Check every line for the word "Grünberg" and give the number of lines where it occurs, nothing else.

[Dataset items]
↓

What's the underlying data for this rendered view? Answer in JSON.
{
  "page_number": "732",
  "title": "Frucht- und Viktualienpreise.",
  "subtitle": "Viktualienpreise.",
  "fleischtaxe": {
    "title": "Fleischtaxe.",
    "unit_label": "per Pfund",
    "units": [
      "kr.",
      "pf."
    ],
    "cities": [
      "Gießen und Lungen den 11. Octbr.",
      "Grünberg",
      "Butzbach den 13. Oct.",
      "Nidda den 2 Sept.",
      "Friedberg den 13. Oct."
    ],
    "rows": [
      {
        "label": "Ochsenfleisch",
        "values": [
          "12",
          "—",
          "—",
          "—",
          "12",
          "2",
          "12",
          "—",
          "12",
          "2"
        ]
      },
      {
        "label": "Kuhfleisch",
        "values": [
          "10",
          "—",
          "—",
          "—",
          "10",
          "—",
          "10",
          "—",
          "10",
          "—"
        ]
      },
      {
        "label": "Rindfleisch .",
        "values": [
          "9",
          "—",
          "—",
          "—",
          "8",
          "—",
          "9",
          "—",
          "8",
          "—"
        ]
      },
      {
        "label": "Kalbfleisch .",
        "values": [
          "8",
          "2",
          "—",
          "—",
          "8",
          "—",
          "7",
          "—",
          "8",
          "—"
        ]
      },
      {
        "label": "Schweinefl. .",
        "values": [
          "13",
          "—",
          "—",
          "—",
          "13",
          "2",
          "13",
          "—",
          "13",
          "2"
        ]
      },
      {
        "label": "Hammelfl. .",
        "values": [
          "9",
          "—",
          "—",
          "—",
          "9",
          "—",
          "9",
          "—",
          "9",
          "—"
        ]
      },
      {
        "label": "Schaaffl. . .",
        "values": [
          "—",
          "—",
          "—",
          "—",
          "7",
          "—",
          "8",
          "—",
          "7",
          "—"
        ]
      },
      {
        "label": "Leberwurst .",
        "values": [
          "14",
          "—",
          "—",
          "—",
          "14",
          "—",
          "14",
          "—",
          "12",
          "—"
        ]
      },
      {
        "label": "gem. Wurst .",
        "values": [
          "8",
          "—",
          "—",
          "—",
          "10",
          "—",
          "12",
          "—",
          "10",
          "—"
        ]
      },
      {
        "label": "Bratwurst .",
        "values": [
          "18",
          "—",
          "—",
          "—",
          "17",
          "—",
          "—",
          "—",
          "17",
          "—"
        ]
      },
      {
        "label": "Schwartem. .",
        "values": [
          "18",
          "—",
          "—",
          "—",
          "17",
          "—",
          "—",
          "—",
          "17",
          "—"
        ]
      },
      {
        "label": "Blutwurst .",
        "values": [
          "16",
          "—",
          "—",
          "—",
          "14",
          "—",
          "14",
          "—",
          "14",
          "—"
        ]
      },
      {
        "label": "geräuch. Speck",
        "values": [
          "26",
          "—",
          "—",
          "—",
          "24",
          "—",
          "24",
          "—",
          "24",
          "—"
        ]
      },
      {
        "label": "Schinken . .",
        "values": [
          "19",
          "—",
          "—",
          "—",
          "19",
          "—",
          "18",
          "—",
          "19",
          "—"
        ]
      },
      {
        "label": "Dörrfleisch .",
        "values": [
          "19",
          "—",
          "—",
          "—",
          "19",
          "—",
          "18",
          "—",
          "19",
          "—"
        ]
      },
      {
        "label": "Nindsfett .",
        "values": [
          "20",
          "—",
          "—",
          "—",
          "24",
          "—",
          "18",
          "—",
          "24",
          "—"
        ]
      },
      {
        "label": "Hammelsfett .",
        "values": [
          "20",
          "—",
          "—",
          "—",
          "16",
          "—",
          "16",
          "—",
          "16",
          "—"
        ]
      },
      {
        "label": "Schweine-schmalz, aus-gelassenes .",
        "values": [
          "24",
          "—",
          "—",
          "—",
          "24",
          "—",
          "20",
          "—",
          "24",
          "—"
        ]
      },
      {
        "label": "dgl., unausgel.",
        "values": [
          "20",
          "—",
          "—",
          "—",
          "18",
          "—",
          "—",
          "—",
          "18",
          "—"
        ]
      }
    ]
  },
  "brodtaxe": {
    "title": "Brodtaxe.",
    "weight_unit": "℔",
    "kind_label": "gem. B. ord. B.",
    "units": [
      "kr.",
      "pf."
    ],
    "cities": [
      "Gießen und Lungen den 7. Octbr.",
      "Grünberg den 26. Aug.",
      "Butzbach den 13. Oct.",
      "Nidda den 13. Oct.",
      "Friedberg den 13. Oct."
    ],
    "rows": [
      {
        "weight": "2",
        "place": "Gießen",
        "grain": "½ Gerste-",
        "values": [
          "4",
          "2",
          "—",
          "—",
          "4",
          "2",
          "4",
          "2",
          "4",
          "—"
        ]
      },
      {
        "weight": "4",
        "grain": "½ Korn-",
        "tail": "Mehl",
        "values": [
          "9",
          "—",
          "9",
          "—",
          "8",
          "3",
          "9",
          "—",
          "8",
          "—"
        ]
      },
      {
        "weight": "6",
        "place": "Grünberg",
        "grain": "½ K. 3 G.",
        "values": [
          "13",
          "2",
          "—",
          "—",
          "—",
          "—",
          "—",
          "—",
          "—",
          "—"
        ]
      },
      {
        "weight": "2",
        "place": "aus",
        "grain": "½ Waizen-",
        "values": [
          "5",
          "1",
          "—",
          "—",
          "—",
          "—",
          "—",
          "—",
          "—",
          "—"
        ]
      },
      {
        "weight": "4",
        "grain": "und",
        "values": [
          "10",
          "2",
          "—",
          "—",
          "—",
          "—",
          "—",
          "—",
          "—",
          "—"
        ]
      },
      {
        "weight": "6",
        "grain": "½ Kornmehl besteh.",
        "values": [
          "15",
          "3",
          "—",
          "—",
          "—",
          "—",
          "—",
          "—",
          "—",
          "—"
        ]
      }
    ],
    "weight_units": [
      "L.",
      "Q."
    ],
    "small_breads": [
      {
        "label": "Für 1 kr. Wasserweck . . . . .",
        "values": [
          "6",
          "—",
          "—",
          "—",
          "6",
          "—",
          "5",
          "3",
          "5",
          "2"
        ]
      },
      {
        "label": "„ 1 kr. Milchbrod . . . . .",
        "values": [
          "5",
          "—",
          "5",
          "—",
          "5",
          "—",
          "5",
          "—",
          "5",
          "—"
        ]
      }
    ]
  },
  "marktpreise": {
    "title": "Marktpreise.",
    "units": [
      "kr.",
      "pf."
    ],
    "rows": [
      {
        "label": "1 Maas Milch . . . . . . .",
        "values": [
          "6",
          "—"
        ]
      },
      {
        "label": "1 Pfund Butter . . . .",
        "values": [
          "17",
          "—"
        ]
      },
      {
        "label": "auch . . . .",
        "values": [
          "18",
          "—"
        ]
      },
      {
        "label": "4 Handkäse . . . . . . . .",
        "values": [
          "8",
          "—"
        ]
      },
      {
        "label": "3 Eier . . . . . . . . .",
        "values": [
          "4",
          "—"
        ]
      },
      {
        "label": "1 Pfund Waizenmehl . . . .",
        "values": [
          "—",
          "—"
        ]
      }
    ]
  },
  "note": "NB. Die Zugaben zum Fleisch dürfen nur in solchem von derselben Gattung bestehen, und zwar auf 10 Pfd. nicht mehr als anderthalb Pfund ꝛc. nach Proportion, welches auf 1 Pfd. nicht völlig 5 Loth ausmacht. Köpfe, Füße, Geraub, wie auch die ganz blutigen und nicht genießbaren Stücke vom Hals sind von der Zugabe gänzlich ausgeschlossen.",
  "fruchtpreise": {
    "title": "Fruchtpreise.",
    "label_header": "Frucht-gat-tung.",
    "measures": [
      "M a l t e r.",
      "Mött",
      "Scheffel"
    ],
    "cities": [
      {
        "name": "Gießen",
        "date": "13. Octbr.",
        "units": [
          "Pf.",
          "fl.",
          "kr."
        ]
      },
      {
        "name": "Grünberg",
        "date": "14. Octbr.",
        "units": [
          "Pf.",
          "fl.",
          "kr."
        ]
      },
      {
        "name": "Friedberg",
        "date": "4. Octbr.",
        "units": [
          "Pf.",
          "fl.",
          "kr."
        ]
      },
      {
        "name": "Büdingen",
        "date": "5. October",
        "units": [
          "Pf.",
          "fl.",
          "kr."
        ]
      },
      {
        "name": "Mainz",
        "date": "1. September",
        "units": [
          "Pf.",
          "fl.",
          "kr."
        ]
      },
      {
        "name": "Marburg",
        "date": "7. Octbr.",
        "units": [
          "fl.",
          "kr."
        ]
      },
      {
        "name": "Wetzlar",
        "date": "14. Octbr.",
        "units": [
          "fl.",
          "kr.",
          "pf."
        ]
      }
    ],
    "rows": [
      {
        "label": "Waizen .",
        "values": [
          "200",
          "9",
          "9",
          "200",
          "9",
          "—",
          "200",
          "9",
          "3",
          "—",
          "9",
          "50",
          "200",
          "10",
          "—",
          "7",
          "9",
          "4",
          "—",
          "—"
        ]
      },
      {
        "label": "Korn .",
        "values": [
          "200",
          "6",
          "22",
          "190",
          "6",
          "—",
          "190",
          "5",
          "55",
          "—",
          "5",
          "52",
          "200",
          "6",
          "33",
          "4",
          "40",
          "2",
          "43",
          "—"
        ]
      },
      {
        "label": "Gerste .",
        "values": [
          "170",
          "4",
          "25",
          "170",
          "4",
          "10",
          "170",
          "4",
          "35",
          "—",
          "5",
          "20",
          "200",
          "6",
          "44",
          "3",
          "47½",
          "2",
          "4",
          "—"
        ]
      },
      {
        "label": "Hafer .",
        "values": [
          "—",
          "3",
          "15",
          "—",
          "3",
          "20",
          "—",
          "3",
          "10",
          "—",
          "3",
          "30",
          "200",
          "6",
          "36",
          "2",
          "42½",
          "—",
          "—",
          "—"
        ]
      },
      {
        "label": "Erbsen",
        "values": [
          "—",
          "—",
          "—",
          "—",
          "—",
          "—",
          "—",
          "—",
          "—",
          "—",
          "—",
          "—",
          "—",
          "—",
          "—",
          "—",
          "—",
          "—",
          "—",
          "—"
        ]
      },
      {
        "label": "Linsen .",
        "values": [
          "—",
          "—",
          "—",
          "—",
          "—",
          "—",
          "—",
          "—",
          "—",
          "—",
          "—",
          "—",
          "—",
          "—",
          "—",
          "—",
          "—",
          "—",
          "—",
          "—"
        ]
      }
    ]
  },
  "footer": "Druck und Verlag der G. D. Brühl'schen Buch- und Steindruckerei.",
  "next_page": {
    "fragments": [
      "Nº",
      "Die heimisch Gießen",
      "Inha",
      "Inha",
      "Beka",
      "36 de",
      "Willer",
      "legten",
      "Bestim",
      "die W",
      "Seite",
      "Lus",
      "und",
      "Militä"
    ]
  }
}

↑

#### [RESPONSE]
4